* **DOCUMENTO**:
--------
Trata-se de Apelação Cível interposta por IRINEU RECKZIEGEL, contra sentença proferida pelo juízo da Vara Única da Comarca de São José do Cedro, que nos autos da "Ação de Anulação de Ato Jurídico c/c Indenização por Danos Morais e Materiais", n. 0301072-80.2015.8.24.0065, ajuizada contra GILBERTO NUNES e outros, julgou improcedentes os pedidos formulados na exordial e condenou o autor ao pagamento das custas processuais e honorários advocatícios sucumbenciais, fixados em 10% (dez por cento) sobre o valor da causa atualizado (evento 111).
--------
* **DADOS FORNECIDOS**:
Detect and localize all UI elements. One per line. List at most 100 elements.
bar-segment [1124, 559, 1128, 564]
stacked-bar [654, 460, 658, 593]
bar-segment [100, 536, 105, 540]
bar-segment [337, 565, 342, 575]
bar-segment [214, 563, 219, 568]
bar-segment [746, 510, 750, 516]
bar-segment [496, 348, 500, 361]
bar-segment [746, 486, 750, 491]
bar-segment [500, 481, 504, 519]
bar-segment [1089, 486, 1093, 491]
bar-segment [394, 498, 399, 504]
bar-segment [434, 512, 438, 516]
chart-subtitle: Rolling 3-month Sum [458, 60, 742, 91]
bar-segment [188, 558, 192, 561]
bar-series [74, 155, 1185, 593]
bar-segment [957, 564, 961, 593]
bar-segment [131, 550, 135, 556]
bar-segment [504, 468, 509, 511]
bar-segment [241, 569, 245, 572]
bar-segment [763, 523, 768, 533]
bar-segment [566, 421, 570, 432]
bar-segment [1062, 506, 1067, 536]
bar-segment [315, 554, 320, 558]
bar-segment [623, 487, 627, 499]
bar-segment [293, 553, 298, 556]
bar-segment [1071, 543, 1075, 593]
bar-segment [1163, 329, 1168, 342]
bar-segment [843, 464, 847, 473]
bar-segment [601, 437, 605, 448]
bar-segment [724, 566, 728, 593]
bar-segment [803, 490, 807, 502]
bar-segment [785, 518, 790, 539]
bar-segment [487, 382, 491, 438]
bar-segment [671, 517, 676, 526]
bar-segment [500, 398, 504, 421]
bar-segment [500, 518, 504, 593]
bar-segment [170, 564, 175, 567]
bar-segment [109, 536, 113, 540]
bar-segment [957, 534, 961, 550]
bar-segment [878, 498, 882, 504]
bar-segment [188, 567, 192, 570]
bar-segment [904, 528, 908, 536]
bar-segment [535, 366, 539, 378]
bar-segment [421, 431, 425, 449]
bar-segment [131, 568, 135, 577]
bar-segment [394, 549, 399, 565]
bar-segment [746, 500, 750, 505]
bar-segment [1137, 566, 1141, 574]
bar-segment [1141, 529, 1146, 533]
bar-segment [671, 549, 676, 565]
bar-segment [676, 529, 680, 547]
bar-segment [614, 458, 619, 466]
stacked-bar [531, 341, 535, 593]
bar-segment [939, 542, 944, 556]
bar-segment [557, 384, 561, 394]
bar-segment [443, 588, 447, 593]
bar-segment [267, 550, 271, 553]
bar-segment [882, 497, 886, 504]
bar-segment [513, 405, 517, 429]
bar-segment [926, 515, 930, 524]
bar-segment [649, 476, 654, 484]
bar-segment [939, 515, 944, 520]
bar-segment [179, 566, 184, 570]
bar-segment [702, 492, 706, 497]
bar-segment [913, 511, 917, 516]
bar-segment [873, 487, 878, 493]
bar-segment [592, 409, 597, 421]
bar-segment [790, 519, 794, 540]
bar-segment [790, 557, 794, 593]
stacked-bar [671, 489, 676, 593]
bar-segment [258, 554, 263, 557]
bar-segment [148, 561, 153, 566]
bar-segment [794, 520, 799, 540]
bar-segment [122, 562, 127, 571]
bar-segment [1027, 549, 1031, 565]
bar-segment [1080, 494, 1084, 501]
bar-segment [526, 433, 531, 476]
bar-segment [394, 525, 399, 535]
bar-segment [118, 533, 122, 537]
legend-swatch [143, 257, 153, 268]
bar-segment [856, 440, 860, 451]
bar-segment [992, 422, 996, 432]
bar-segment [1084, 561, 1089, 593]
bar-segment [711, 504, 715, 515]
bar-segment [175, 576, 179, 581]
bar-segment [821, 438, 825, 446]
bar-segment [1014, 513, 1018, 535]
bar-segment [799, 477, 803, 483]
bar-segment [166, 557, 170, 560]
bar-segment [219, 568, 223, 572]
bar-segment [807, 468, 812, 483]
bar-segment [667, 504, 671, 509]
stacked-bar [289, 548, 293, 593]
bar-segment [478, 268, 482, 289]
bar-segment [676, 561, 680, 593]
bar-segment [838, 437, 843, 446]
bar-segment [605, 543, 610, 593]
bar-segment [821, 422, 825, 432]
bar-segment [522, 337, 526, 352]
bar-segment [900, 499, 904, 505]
--------
* **INSTRUÇÃO DADA 1**:
Traduza para o inglês a seguinte frase do documento sobre a apelação cível: "Trata-se de Apelação Cível interposta por IRINEU RECKZIEGEL, contra sentença proferida pelo juízo da Vara Única da Comarca de São José do Cedro, que nos autos da "Ação de Anulação de Ato Jurídico c/c Indenização por Danos Morais e Materiais", n. 0301072-80.2015.8.24.0065, ajuizada contra GILBERTO NUNES e outros, julgou improcedentes os pedidos formulados na exordial e condenou o autor ao pagamento das custas processuais e honorários advocatícios sucumbenciais, fixados em 10% (dez por cento) sobre o valor da causa atualizado (evento 111)."
* **INSTRUÇÃO DADA 2**:
Organize como uma lista JSON de strings, uma para cada linha e sem linhas em branco, somente as linhas dos dados fornecidos que vão do início dos dados até a linha que contém "chart-subtitle: Rolling 3-month", inclusive.
O documento e as linhas acima são materiais independentes, sem relação entre si.

* **RESPOSTA ESPERADA 1**:
This is a Civil Appeal filed by IRINEU RECKZIEGEL against a judgment handed down by the court of the Single Court of the District of São José do Cedro, which, in the proceedings of the "Action for Annulment of a Legal Act combined with Compensation for Moral and Material Damages", no. 0301072-80.2015.8.24.0065, brought against GILBERTO NUNES and others, dismissed the claims set out in the initial petition and ordered the plaintiff to pay the court costs and the losing party's attorney fees, set at 10% (ten percent) of the updated amount in controversy (event 111).

* **RESPOSTA ESPERADA 2**:
[
  "Detect and localize all UI elements. One per line. List at most 100 elements.",
  "bar-segment [1124, 559, 1128, 564]",
  "stacked-bar [654, 460, 658, 593]",
  "bar-segment [100, 536, 105, 540]",
  "bar-segment [337, 565, 342, 575]",
  "bar-segment [214, 563, 219, 568]",
  "bar-segment [746, 510, 750, 516]",
  "bar-segment [496, 348, 500, 361]",
  "bar-segment [746, 486, 750, 491]",
  "bar-segment [500, 481, 504, 519]",
  "bar-segment [1089, 486, 1093, 491]",
  "bar-segment [394, 498, 399, 504]",
  "bar-segment [434, 512, 438, 516]",
  "chart-subtitle: Rolling 3-month Sum [458, 60, 742, 91]"
]